Please return the full listing below without altering anything.

## Start Input material

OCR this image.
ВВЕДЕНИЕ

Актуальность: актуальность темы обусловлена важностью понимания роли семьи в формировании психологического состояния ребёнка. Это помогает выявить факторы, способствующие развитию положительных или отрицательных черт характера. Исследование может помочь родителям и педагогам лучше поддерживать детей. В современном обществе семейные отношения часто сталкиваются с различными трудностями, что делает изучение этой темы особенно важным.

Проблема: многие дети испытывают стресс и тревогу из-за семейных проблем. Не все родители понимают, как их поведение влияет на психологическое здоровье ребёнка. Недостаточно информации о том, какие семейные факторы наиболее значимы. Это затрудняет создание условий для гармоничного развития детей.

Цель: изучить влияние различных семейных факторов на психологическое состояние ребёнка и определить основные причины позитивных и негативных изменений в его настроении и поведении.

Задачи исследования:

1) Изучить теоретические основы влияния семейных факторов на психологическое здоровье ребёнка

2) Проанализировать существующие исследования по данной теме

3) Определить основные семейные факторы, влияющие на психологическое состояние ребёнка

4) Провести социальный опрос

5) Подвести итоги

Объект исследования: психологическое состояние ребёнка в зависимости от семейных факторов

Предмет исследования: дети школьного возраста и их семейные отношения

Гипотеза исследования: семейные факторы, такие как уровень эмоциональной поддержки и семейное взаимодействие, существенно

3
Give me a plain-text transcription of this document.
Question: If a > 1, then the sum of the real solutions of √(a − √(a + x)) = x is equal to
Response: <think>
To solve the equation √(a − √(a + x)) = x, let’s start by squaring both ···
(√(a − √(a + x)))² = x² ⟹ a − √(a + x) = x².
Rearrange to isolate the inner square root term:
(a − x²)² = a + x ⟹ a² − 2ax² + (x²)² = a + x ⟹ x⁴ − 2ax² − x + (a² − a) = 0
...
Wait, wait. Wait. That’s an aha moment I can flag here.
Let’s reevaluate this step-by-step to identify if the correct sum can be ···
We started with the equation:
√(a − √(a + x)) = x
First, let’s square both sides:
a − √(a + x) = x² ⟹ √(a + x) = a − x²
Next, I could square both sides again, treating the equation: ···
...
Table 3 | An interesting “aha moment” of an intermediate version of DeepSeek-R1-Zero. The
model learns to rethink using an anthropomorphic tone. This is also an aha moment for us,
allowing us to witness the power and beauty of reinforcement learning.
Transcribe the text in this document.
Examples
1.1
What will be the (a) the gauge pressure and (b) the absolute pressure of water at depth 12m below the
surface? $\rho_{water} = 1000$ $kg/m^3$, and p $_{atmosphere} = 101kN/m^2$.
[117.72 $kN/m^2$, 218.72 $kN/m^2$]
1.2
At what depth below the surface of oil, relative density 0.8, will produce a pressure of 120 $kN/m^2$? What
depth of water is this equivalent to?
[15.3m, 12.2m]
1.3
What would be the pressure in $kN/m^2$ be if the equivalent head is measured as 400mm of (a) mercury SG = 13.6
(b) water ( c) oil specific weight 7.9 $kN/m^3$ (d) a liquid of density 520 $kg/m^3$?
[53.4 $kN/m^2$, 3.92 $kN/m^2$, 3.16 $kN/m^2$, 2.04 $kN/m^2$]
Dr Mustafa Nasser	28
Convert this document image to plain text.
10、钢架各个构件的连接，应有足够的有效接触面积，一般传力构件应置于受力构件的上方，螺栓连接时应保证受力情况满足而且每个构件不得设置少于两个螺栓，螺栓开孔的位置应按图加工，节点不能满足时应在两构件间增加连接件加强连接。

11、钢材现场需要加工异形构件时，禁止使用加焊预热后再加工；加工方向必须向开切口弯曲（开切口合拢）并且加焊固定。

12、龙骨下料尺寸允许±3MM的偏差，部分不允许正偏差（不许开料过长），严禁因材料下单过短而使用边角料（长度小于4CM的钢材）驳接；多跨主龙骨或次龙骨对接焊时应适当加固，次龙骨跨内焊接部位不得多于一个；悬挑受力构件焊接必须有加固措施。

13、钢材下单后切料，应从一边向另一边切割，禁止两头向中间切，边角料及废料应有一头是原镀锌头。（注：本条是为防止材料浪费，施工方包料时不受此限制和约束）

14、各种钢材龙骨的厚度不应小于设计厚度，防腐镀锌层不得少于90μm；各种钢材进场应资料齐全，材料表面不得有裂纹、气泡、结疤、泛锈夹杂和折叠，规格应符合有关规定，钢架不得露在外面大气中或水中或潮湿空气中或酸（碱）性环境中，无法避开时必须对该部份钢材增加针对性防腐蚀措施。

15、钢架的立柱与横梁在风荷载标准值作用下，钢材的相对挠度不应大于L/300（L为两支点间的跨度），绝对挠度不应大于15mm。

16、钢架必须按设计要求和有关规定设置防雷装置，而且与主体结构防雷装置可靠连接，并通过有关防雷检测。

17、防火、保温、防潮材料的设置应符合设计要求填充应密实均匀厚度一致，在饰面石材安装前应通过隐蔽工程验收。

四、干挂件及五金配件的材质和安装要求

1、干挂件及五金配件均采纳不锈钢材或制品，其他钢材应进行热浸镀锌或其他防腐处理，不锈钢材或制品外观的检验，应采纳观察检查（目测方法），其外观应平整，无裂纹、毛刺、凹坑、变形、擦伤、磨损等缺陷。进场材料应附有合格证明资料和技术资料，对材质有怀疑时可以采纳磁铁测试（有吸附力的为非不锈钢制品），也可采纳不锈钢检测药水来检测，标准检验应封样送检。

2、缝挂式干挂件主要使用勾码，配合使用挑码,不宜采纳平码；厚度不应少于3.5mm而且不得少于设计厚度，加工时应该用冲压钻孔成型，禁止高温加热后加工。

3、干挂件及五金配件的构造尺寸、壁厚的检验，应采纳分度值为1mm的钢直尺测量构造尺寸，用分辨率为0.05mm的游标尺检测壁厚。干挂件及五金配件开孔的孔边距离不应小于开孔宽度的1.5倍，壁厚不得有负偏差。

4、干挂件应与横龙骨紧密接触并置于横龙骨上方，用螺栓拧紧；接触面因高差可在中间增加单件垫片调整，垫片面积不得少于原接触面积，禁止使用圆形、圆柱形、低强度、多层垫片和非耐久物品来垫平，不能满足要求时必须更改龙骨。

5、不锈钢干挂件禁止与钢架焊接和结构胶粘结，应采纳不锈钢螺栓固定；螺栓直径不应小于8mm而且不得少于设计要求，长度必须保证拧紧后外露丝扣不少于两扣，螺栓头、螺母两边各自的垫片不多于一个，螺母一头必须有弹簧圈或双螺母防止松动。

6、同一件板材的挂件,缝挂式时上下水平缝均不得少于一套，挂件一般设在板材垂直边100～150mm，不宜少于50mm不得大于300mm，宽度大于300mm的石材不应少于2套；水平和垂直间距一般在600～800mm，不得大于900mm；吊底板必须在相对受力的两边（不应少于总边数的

## End Input material

_Answer to the exercise_:
OCR this image.
ВВЕДЕНИЕ

Актуальность: актуальность темы обусловлена важностью понимания роли семьи в формировании психологического состояния ребёнка. Это помогает выявить факторы, способствующие развитию положительных или отрицательных черт характера. Исследование может помочь родителям и педагогам лучше поддерживать детей. В современном обществе семейные отношения часто сталкиваются с различными трудностями, что делает изучение этой темы особенно важным.

Проблема: многие дети испытывают стресс и тревогу из-за семейных проблем. Не все родители понимают, как их поведение влияет на психологическое здоровье ребёнка. Недостаточно информации о том, какие семейные факторы наиболее значимы. Это затрудняет создание условий для гармоничного развития детей.

Цель: изучить влияние различных семейных факторов на психологическое состояние ребёнка и определить основные причины позитивных и негативных изменений в его настроении и поведении.

Задачи исследования:

1) Изучить теоретические основы влияния семейных факторов на психологическое здоровье ребёнка

2) Проанализировать существующие исследования по данной теме

3) Определить основные семейные факторы, влияющие на психологическое состояние ребёнка

4) Провести социальный опрос

5) Подвести итоги

Объект исследования: психологическое состояние ребёнка в зависимости от семейных факторов

Предмет исследования: дети школьного возраста и их семейные отношения

Гипотеза исследования: семейные факторы, такие как уровень эмоциональной поддержки и семейное взаимодействие, существенно

3
Give me a plain-text transcription of this document.
Question: If a > 1, then the sum of the real solutions of √(a − √(a + x)) = x is equal to
Response: <think>
To solve the equation √(a − √(a + x)) = x, let’s start by squaring both ···
(√(a − √(a + x)))² = x² ⟹ a − √(a + x) = x².
Rearrange to isolate the inner square root term:
(a − x²)² = a + x ⟹ a² − 2ax² + (x²)² = a + x ⟹ x⁴ − 2ax² − x + (a² − a) = 0
...
Wait, wait. Wait. That’s an aha moment I can flag here.
Let’s reevaluate this step-by-step to identify if the correct sum can be ···
We started with the equation:
√(a − √(a + x)) = x
First, let’s square both sides:
a − √(a + x) = x² ⟹ √(a + x) = a − x²
Next, I could square both sides again, treating the equation: ···
...
Table 3 | An interesting “aha moment” of an intermediate version of DeepSeek-R1-Zero. The
model learns to rethink using an anthropomorphic tone. This is also an aha moment for us,
allowing us to witness the power and beauty of reinforcement learning.
Transcribe the text in this document.
Examples
1.1
What will be the (a) the gauge pressure and (b) the absolute pressure of water at depth 12m below the
surface? $\rho_{water} = 1000$ $kg/m^3$, and p $_{atmosphere} = 101kN/m^2$.
[117.72 $kN/m^2$, 218.72 $kN/m^2$]
1.2
At what depth below the surface of oil, relative density 0.8, will produce a pressure of 120 $kN/m^2$? What
depth of water is this equivalent to?
[15.3m, 12.2m]
1.3
What would be the pressure in $kN/m^2$ be if the equivalent head is measured as 400mm of (a) mercury SG = 13.6
(b) water ( c) oil specific weight 7.9 $kN/m^3$ (d) a liquid of density 520 $kg/m^3$?
[53.4 $kN/m^2$, 3.92 $kN/m^2$, 3.16 $kN/m^2$, 2.04 $kN/m^2$]
Dr Mustafa Nasser	28
Convert this document image to plain text.
10、钢架各个构件的连接，应有足够的有效接触面积，一般传力构件应置于受力构件的上方，螺栓连接时应保证受力情况满足而且每个构件不得设置少于两个螺栓，螺栓开孔的位置应按图加工，节点不能满足时应在两构件间增加连接件加强连接。

11、钢材现场需要加工异形构件时，禁止使用加焊预热后再加工；加工方向必须向开切口弯曲（开切口合拢）并且加焊固定。

12、龙骨下料尺寸允许±3MM的偏差，部分不允许正偏差（不许开料过长），严禁因材料下单过短而使用边角料（长度小于4CM的钢材）驳接；多跨主龙骨或次龙骨对接焊时应适当加固，次龙骨跨内焊接部位不得多于一个；悬挑受力构件焊接必须有加固措施。

13、钢材下单后切料，应从一边向另一边切割，禁止两头向中间切，边角料及废料应有一头是原镀锌头。（注：本条是为防止材料浪费，施工方包料时不受此限制和约束）

14、各种钢材龙骨的厚度不应小于设计厚度，防腐镀锌层不得少于90μm；各种钢材进场应资料齐全，材料表面不得有裂纹、气泡、结疤、泛锈夹杂和折叠，规格应符合有关规定，钢架不得露在外面大气中或水中或潮湿空气中或酸（碱）性环境中，无法避开时必须对该部份钢材增加针对性防腐蚀措施。

15、钢架的立柱与横梁在风荷载标准值作用下，钢材的相对挠度不应大于L/300（L为两支点间的跨度），绝对挠度不应大于15mm。

16、钢架必须按设计要求和有关规定设置防雷装置，而且与主体结构防雷装置可靠连接，并通过有关防雷检测。

17、防火、保温、防潮材料的设置应符合设计要求填充应密实均匀厚度一致，在饰面石材安装前应通过隐蔽工程验收。

四、干挂件及五金配件的材质和安装要求

1、干挂件及五金配件均采纳不锈钢材或制品，其他钢材应进行热浸镀锌或其他防腐处理，不锈钢材或制品外观的检验，应采纳观察检查（目测方法），其外观应平整，无裂纹、毛刺、凹坑、变形、擦伤、磨损等缺陷。进场材料应附有合格证明资料和技术资料，对材质有怀疑时可以采纳磁铁测试（有吸附力的为非不锈钢制品），也可采纳不锈钢检测药水来检测，标准检验应封样送检。

2、缝挂式干挂件主要使用勾码，配合使用挑码,不宜采纳平码；厚度不应少于3.5mm而且不得少于设计厚度，加工时应该用冲压钻孔成型，禁止高温加热后加工。

3、干挂件及五金配件的构造尺寸、壁厚的检验，应采纳分度值为1mm的钢直尺测量构造尺寸，用分辨率为0.05mm的游标尺检测壁厚。干挂件及五金配件开孔的孔边距离不应小于开孔宽度的1.5倍，壁厚不得有负偏差。

4、干挂件应与横龙骨紧密接触并置于横龙骨上方，用螺栓拧紧；接触面因高差可在中间增加单件垫片调整，垫片面积不得少于原接触面积，禁止使用圆形、圆柱形、低强度、多层垫片和非耐久物品来垫平，不能满足要求时必须更改龙骨。

5、不锈钢干挂件禁止与钢架焊接和结构胶粘结，应采纳不锈钢螺栓固定；螺栓直径不应小于8mm而且不得少于设计要求，长度必须保证拧紧后外露丝扣不少于两扣，螺栓头、螺母两边各自的垫片不多于一个，螺母一头必须有弹簧圈或双螺母防止松动。

6、同一件板材的挂件,缝挂式时上下水平缝均不得少于一套，挂件一般设在板材垂直边100～150mm，不宜少于50mm不得大于300mm，宽度大于300mm的石材不应少于2套；水平和垂直间距一般在600～800mm，不得大于900mm；吊底板必须在相对受力的两边（不应少于总边数的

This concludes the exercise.